Copy the data precisely, character for character, and leave out every picture.
┌─ EXCERPTED DATA
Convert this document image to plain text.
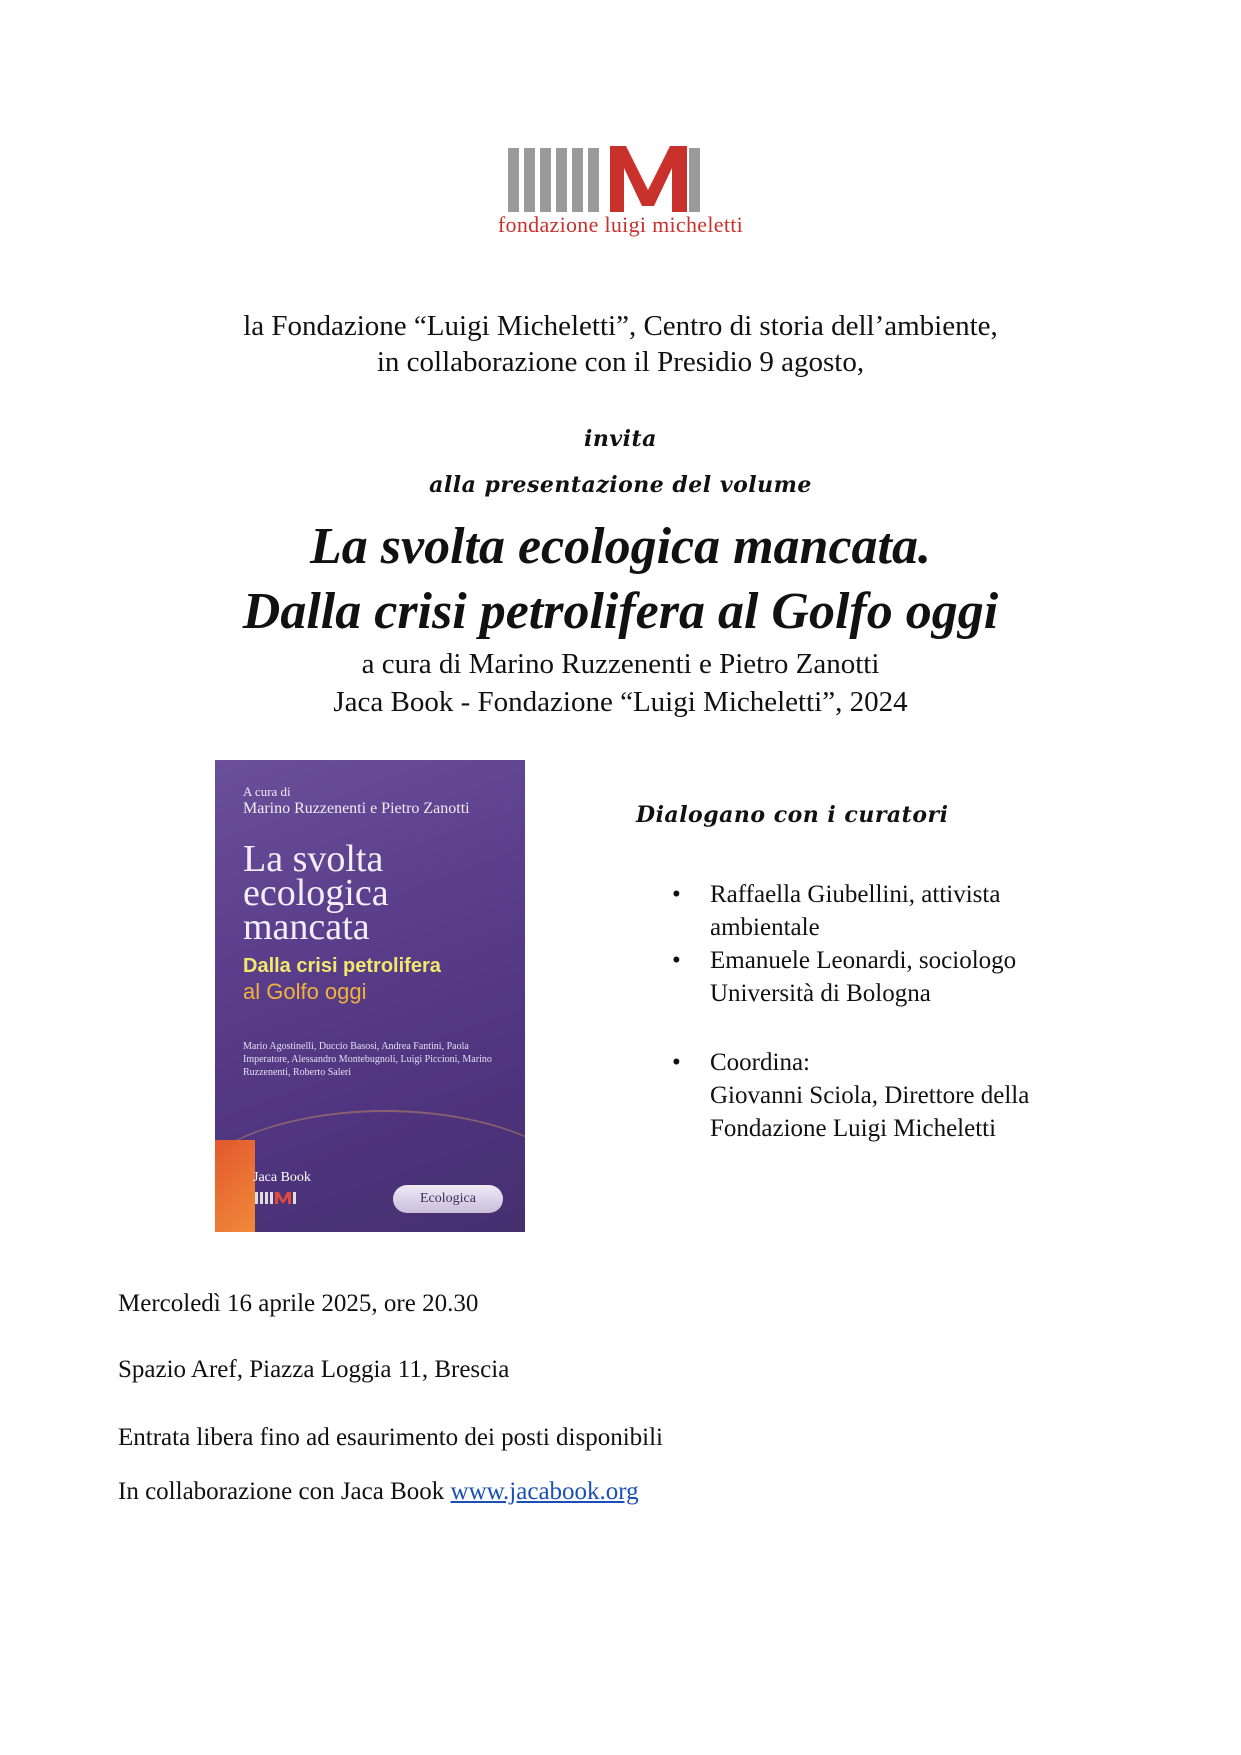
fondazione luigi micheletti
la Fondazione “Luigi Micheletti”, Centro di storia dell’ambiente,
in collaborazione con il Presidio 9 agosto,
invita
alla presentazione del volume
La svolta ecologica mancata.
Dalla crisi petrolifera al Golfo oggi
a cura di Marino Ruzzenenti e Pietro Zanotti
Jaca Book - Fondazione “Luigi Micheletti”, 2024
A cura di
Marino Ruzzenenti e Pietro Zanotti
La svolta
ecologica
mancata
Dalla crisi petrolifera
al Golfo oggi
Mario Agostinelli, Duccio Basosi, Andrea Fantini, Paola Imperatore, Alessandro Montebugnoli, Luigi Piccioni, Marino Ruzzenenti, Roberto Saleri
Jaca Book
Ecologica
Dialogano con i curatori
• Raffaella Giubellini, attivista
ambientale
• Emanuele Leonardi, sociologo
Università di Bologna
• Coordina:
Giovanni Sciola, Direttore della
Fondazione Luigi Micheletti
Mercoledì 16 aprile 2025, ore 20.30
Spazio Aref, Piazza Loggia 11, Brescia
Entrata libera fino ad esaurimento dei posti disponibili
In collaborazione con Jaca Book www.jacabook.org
└─
• [ANSWER]
Convert this document image to plain text.
fondazione luigi micheletti
la Fondazione “Luigi Micheletti”, Centro di storia dell’ambiente,
in collaborazione con il Presidio 9 agosto,
invita
alla presentazione del volume
La svolta ecologica mancata.
Dalla crisi petrolifera al Golfo oggi
a cura di Marino Ruzzenenti e Pietro Zanotti
Jaca Book - Fondazione “Luigi Micheletti”, 2024
A cura di
Marino Ruzzenenti e Pietro Zanotti
La svolta
ecologica
mancata
Dalla crisi petrolifera
al Golfo oggi
Mario Agostinelli, Duccio Basosi, Andrea Fantini, Paola Imperatore, Alessandro Montebugnoli, Luigi Piccioni, Marino Ruzzenenti, Roberto Saleri
Jaca Book
Ecologica
Dialogano con i curatori
• Raffaella Giubellini, attivista
ambientale
• Emanuele Leonardi, sociologo
Università di Bologna
• Coordina:
Giovanni Sciola, Direttore della
Fondazione Luigi Micheletti
Mercoledì 16 aprile 2025, ore 20.30
Spazio Aref, Piazza Loggia 11, Brescia
Entrata libera fino ad esaurimento dei posti disponibili
In collaborazione con Jaca Book www.jacabook.org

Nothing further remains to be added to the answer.